#### Written instruction:
Give the material once more, word for word, without any images.

Data records
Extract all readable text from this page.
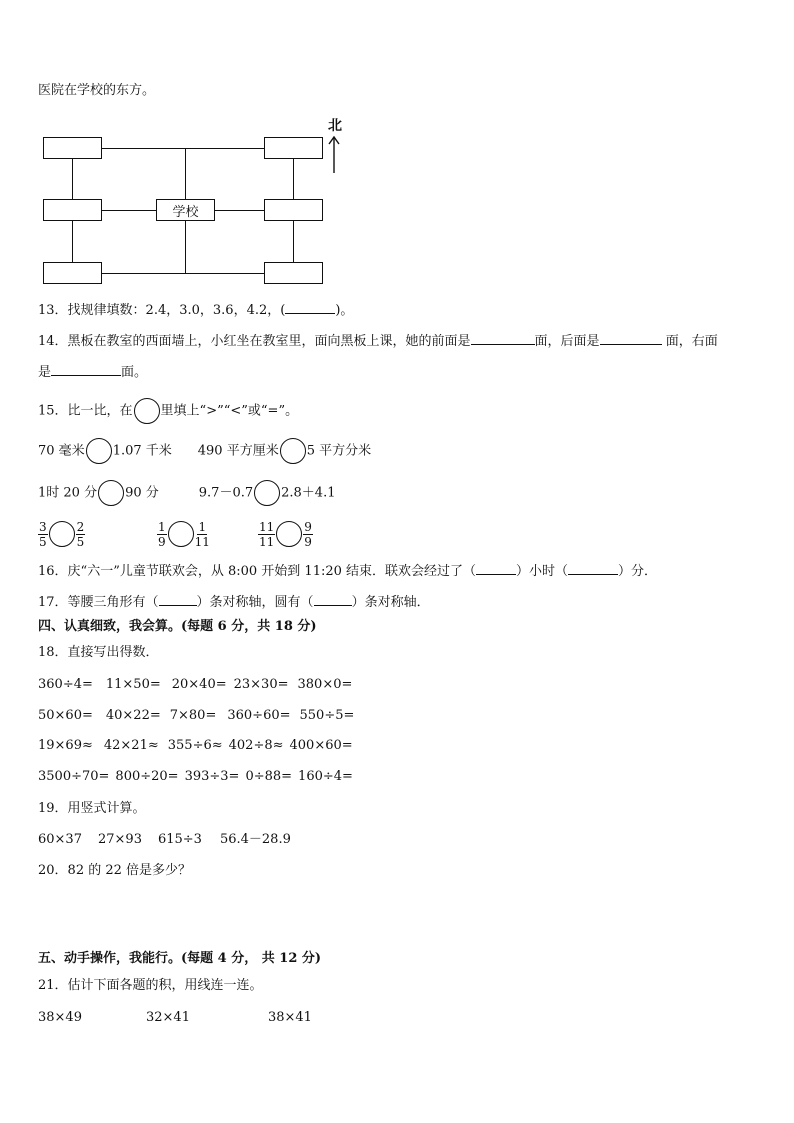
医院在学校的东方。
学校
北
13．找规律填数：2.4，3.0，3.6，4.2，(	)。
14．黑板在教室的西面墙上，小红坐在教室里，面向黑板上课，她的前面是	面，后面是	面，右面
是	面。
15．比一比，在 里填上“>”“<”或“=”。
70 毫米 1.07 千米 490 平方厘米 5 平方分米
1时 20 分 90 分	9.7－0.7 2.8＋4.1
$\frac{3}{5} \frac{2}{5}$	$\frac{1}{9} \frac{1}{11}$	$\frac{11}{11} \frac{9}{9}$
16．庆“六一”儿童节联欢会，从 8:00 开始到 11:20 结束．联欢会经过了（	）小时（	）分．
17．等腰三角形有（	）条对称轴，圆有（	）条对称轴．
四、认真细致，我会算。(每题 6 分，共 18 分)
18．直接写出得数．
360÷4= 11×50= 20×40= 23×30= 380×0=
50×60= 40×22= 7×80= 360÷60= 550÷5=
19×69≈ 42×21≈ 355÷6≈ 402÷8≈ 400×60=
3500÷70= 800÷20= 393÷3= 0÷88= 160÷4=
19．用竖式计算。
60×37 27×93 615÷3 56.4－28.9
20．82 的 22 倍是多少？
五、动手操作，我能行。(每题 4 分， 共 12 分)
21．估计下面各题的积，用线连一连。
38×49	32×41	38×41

#### Output:
Extract all readable text from this page.
医院在学校的东方。
学校
北
13．找规律填数：2.4，3.0，3.6，4.2，(	)。
14．黑板在教室的西面墙上，小红坐在教室里，面向黑板上课，她的前面是	面，后面是	面，右面
是	面。
15．比一比，在 里填上“>”“<”或“=”。
70 毫米 1.07 千米 490 平方厘米 5 平方分米
1时 20 分 90 分	9.7－0.7 2.8＋4.1
$\frac{3}{5} \frac{2}{5}$	$\frac{1}{9} \frac{1}{11}$	$\frac{11}{11} \frac{9}{9}$
16．庆“六一”儿童节联欢会，从 8:00 开始到 11:20 结束．联欢会经过了（	）小时（	）分．
17．等腰三角形有（	）条对称轴，圆有（	）条对称轴．
四、认真细致，我会算。(每题 6 分，共 18 分)
18．直接写出得数．
360÷4= 11×50= 20×40= 23×30= 380×0=
50×60= 40×22= 7×80= 360÷60= 550÷5=
19×69≈ 42×21≈ 355÷6≈ 402÷8≈ 400×60=
3500÷70= 800÷20= 393÷3= 0÷88= 160÷4=
19．用竖式计算。
60×37 27×93 615÷3 56.4－28.9
20．82 的 22 倍是多少？
五、动手操作，我能行。(每题 4 分， 共 12 分)
21．估计下面各题的积，用线连一连。
38×49	32×41	38×41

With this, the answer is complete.